### Instruction
Could you copy, word for word, only the lines from the one containing "What text is on this page?" through the last line of the records below, both included?
— BEGIN —
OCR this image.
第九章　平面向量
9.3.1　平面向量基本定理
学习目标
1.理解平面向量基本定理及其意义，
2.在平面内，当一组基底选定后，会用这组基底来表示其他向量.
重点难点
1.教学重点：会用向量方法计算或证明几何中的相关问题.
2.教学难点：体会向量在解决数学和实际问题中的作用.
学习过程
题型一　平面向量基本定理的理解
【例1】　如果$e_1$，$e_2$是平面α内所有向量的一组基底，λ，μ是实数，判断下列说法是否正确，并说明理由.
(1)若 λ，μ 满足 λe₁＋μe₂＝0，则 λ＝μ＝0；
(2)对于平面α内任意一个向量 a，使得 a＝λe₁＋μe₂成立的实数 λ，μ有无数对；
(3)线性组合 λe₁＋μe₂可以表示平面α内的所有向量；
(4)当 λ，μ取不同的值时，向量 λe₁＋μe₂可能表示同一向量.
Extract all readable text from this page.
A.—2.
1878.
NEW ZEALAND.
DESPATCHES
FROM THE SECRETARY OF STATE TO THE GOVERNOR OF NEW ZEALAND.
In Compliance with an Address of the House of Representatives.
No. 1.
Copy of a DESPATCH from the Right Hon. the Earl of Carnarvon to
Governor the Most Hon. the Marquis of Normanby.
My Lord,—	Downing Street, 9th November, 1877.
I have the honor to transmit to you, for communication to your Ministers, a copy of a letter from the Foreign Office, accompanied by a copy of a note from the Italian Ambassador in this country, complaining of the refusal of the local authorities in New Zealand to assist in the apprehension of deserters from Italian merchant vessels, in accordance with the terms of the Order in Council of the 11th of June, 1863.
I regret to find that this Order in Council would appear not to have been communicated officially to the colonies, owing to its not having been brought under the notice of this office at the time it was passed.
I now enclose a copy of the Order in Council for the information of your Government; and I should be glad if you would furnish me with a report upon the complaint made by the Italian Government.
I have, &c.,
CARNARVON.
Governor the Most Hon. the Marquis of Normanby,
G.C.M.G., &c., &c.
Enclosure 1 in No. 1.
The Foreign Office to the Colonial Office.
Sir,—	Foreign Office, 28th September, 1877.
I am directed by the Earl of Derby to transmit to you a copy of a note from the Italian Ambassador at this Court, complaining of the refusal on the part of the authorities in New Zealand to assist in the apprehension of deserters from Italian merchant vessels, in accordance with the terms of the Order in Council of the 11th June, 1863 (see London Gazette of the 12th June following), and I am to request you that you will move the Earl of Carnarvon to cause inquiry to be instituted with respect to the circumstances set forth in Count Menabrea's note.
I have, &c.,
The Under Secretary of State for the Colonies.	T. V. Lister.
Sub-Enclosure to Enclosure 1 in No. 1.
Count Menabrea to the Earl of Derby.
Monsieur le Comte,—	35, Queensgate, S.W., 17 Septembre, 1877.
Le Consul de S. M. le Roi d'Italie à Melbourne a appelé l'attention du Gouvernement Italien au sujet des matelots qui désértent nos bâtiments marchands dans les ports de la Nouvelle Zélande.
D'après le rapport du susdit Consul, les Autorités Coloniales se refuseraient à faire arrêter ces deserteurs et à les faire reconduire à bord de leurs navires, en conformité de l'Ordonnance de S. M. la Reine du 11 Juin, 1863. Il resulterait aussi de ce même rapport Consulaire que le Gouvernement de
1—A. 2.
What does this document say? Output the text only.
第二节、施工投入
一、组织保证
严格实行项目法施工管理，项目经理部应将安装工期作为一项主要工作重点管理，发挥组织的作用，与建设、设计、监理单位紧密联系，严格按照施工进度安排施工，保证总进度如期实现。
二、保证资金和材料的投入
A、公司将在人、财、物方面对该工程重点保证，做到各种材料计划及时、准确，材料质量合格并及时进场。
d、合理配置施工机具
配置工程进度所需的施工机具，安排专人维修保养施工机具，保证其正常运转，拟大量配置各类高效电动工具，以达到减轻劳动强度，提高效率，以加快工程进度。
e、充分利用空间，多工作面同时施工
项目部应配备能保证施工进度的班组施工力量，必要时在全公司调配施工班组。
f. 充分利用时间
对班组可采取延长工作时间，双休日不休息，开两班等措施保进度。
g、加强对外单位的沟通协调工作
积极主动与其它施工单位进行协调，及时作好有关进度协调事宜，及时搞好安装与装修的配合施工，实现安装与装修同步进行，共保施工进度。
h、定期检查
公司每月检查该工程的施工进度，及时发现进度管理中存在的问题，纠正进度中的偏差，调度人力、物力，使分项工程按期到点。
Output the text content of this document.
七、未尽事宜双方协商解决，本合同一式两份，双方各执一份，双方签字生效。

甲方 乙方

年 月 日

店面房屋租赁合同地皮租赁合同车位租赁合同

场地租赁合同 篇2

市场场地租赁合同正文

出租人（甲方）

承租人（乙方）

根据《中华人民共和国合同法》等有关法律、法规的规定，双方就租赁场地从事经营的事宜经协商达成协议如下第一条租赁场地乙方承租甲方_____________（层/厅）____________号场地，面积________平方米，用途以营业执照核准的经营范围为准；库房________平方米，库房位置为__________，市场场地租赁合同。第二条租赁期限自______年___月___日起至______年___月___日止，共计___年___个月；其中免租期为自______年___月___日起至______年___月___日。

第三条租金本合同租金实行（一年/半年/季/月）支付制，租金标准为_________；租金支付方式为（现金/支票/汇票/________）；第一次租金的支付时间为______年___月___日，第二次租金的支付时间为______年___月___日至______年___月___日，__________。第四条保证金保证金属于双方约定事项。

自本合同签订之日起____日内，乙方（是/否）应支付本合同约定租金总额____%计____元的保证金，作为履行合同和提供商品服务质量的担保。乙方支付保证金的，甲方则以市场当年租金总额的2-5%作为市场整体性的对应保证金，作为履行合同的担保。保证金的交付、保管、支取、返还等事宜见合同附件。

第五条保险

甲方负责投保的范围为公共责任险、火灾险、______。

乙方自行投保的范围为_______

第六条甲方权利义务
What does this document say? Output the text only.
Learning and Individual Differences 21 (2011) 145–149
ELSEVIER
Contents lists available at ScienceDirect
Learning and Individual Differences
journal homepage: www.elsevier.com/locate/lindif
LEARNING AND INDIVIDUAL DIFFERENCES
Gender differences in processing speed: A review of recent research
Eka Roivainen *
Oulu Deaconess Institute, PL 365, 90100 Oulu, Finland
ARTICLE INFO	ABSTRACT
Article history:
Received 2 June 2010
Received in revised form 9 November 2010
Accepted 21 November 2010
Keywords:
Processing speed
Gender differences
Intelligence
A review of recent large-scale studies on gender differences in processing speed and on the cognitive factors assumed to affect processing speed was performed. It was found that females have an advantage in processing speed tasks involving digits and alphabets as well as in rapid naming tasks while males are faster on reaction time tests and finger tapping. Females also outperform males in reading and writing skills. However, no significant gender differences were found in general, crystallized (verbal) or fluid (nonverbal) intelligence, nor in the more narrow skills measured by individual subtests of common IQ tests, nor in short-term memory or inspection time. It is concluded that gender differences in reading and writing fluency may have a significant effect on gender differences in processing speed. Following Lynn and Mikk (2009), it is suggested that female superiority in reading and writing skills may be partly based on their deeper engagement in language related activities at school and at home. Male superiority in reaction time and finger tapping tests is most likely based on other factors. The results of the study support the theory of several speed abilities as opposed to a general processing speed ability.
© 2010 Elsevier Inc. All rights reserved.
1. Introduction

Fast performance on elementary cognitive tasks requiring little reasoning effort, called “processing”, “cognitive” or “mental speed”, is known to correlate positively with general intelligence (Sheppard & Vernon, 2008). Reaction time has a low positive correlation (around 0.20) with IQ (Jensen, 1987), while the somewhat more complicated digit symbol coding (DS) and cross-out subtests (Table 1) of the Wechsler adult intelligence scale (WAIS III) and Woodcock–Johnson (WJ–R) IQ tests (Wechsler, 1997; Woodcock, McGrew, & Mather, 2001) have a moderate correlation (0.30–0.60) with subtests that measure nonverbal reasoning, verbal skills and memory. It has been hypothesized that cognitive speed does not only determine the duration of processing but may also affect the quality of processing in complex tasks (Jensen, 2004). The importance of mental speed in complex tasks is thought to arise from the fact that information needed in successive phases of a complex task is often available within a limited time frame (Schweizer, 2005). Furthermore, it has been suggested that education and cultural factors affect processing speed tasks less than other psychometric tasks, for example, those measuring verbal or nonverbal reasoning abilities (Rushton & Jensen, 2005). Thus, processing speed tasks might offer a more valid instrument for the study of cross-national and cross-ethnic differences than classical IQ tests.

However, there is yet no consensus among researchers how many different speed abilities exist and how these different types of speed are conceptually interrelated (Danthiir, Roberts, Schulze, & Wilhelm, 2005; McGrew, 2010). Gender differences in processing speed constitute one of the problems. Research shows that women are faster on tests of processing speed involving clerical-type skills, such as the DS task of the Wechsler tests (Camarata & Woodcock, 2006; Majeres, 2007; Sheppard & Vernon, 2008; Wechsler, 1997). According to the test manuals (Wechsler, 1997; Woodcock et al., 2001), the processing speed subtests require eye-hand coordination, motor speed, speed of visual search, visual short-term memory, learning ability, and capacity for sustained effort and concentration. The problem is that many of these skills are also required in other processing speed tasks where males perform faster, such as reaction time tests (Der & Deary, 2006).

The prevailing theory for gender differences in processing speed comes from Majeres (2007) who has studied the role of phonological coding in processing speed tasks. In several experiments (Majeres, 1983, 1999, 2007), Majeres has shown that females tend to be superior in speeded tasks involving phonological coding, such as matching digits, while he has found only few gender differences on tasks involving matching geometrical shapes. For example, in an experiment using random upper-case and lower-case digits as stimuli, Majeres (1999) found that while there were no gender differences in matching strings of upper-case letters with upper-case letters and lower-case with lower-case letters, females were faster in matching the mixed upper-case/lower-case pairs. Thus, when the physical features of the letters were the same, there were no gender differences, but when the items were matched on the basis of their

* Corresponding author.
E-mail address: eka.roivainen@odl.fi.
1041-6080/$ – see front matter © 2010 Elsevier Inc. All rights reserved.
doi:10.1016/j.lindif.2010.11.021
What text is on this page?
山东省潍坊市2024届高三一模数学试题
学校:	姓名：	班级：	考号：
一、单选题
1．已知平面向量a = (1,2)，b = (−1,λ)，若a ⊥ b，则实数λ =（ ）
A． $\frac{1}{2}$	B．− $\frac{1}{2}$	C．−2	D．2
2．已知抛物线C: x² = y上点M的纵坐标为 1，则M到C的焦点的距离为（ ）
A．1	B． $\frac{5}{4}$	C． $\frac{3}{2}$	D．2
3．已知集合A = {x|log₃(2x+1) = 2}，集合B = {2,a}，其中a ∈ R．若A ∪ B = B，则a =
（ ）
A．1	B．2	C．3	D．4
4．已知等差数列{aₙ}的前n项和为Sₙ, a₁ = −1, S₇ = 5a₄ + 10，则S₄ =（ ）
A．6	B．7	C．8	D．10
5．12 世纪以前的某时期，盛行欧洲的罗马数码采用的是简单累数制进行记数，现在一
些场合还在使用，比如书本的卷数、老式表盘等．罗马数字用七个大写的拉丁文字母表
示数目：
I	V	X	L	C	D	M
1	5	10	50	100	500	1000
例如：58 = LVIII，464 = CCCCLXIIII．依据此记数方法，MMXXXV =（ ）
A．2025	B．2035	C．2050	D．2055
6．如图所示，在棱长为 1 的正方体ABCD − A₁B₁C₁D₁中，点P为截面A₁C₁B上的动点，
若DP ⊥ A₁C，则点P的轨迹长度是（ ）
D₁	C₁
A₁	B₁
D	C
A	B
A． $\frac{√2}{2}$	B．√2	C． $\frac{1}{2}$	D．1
— END —
### Reply
What text is on this page?
山东省潍坊市2024届高三一模数学试题
学校:	姓名：	班级：	考号：
一、单选题
1．已知平面向量a = (1,2)，b = (−1,λ)，若a ⊥ b，则实数λ =（ ）
A． $\frac{1}{2}$	B．− $\frac{1}{2}$	C．−2	D．2
2．已知抛物线C: x² = y上点M的纵坐标为 1，则M到C的焦点的距离为（ ）
A．1	B． $\frac{5}{4}$	C． $\frac{3}{2}$	D．2
3．已知集合A = {x|log₃(2x+1) = 2}，集合B = {2,a}，其中a ∈ R．若A ∪ B = B，则a =
（ ）
A．1	B．2	C．3	D．4
4．已知等差数列{aₙ}的前n项和为Sₙ, a₁ = −1, S₇ = 5a₄ + 10，则S₄ =（ ）
A．6	B．7	C．8	D．10
5．12 世纪以前的某时期，盛行欧洲的罗马数码采用的是简单累数制进行记数，现在一
些场合还在使用，比如书本的卷数、老式表盘等．罗马数字用七个大写的拉丁文字母表
示数目：
I	V	X	L	C	D	M
1	5	10	50	100	500	1000
例如：58 = LVIII，464 = CCCCLXIIII．依据此记数方法，MMXXXV =（ ）
A．2025	B．2035	C．2050	D．2055
6．如图所示，在棱长为 1 的正方体ABCD − A₁B₁C₁D₁中，点P为截面A₁C₁B上的动点，
若DP ⊥ A₁C，则点P的轨迹长度是（ ）
D₁	C₁
A₁	B₁
D	C
A	B
A． $\frac{√2}{2}$	B．√2	C． $\frac{1}{2}$	D．1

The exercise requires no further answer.